-------- Provided data

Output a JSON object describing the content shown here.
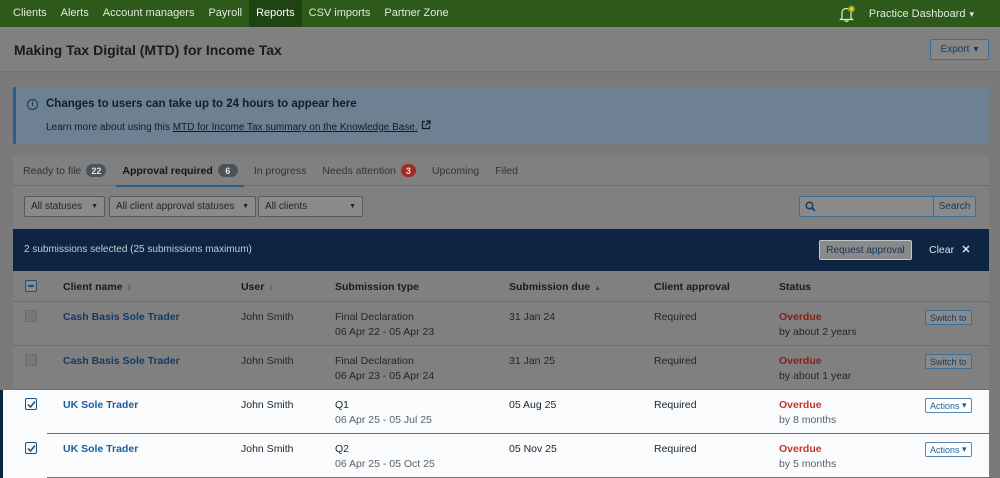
{
  "nav": {
    "items": [
      "Clients",
      "Alerts",
      "Account managers",
      "Payroll",
      "Reports",
      "CSV imports",
      "Partner Zone"
    ],
    "active": "Reports",
    "practice_label": "Practice Dashboard",
    "bell_icon": "bell-icon"
  },
  "header": {
    "title": "Making Tax Digital (MTD) for Income Tax",
    "export_label": "Export"
  },
  "banner": {
    "title": "Changes to users can take up to 24 hours to appear here",
    "text_prefix": "Learn more about using this ",
    "link_text": "MTD for Income Tax summary on the Knowledge Base.",
    "icon": "info-icon"
  },
  "tabs": [
    {
      "label": "Ready to file",
      "badge": "22"
    },
    {
      "label": "Approval required",
      "badge": "6",
      "active": true
    },
    {
      "label": "In progress",
      "badge": ""
    },
    {
      "label": "Needs attention",
      "badge": "3",
      "badge_color": "#a12c25"
    },
    {
      "label": "Upcoming",
      "badge": ""
    },
    {
      "label": "Filed",
      "badge": ""
    }
  ],
  "filters": {
    "status": "All statuses",
    "client_approval": "All client approval statuses",
    "clients": "All clients",
    "search_placeholder": "",
    "search_button": "Search"
  },
  "selection": {
    "text": "2 submissions selected (25 submissions maximum)",
    "request_label": "Request approval",
    "clear_label": "Clear"
  },
  "table": {
    "headers": {
      "client_name": "Client name",
      "user": "User",
      "submission_type": "Submission type",
      "submission_due": "Submission due",
      "client_approval": "Client approval",
      "status": "Status"
    },
    "rows": [
      {
        "client": "Cash Basis Sole Trader",
        "user": "John Smith",
        "type": "Final Declaration",
        "period": "06 Apr 22 - 05 Apr 23",
        "due": "31 Jan 24",
        "approval": "Required",
        "status": "Overdue",
        "status_sub": "by about 2 years",
        "action": "Switch to",
        "selected": false
      },
      {
        "client": "Cash Basis Sole Trader",
        "user": "John Smith",
        "type": "Final Declaration",
        "period": "06 Apr 23 - 05 Apr 24",
        "due": "31 Jan 25",
        "approval": "Required",
        "status": "Overdue",
        "status_sub": "by about 1 year",
        "action": "Switch to",
        "selected": false
      },
      {
        "client": "UK Sole Trader",
        "user": "John Smith",
        "type": "Q1",
        "period": "06 Apr 25 - 05 Jul 25",
        "due": "05 Aug 25",
        "approval": "Required",
        "status": "Overdue",
        "status_sub": "by 8 months",
        "action": "Actions",
        "selected": true
      },
      {
        "client": "UK Sole Trader",
        "user": "John Smith",
        "type": "Q2",
        "period": "06 Apr 25 - 05 Oct 25",
        "due": "05 Nov 25",
        "approval": "Required",
        "status": "Overdue",
        "status_sub": "by 5 months",
        "action": "Actions",
        "selected": true
      }
    ]
  },
  "colors": {
    "nav_bg": "#2d5a1a",
    "selection_bar": "#0d2443",
    "overdue": "#c0392b",
    "link": "#1c5d9e"
  }
}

----------------

> **Exercise brief**
Write every entry out again exactly, dropping the pictures.

> **Result of this exercise**
Output a JSON object describing the content shown here.
{
  "nav": {
    "items": [
      "Clients",
      "Alerts",
      "Account managers",
      "Payroll",
      "Reports",
      "CSV imports",
      "Partner Zone"
    ],
    "active": "Reports",
    "practice_label": "Practice Dashboard",
    "bell_icon": "bell-icon"
  },
  "header": {
    "title": "Making Tax Digital (MTD) for Income Tax",
    "export_label": "Export"
  },
  "banner": {
    "title": "Changes to users can take up to 24 hours to appear here",
    "text_prefix": "Learn more about using this ",
    "link_text": "MTD for Income Tax summary on the Knowledge Base.",
    "icon": "info-icon"
  },
  "tabs": [
    {
      "label": "Ready to file",
      "badge": "22"
    },
    {
      "label": "Approval required",
      "badge": "6",
      "active": true
    },
    {
      "label": "In progress",
      "badge": ""
    },
    {
      "label": "Needs attention",
      "badge": "3",
      "badge_color": "#a12c25"
    },
    {
      "label": "Upcoming",
      "badge": ""
    },
    {
      "label": "Filed",
      "badge": ""
    }
  ],
  "filters": {
    "status": "All statuses",
    "client_approval": "All client approval statuses",
    "clients": "All clients",
    "search_placeholder": "",
    "search_button": "Search"
  },
  "selection": {
    "text": "2 submissions selected (25 submissions maximum)",
    "request_label": "Request approval",
    "clear_label": "Clear"
  },
  "table": {
    "headers": {
      "client_name": "Client name",
      "user": "User",
      "submission_type": "Submission type",
      "submission_due": "Submission due",
      "client_approval": "Client approval",
      "status": "Status"
    },
    "rows": [
      {
        "client": "Cash Basis Sole Trader",
        "user": "John Smith",
        "type": "Final Declaration",
        "period": "06 Apr 22 - 05 Apr 23",
        "due": "31 Jan 24",
        "approval": "Required",
        "status": "Overdue",
        "status_sub": "by about 2 years",
        "action": "Switch to",
        "selected": false
      },
      {
        "client": "Cash Basis Sole Trader",
        "user": "John Smith",
        "type": "Final Declaration",
        "period": "06 Apr 23 - 05 Apr 24",
        "due": "31 Jan 25",
        "approval": "Required",
        "status": "Overdue",
        "status_sub": "by about 1 year",
        "action": "Switch to",
        "selected": false
      },
      {
        "client": "UK Sole Trader",
        "user": "John Smith",
        "type": "Q1",
        "period": "06 Apr 25 - 05 Jul 25",
        "due": "05 Aug 25",
        "approval": "Required",
        "status": "Overdue",
        "status_sub": "by 8 months",
        "action": "Actions",
        "selected": true
      },
      {
        "client": "UK Sole Trader",
        "user": "John Smith",
        "type": "Q2",
        "period": "06 Apr 25 - 05 Oct 25",
        "due": "05 Nov 25",
        "approval": "Required",
        "status": "Overdue",
        "status_sub": "by 5 months",
        "action": "Actions",
        "selected": true
      }
    ]
  },
  "colors": {
    "nav_bg": "#2d5a1a",
    "selection_bar": "#0d2443",
    "overdue": "#c0392b",
    "link": "#1c5d9e"
  }
}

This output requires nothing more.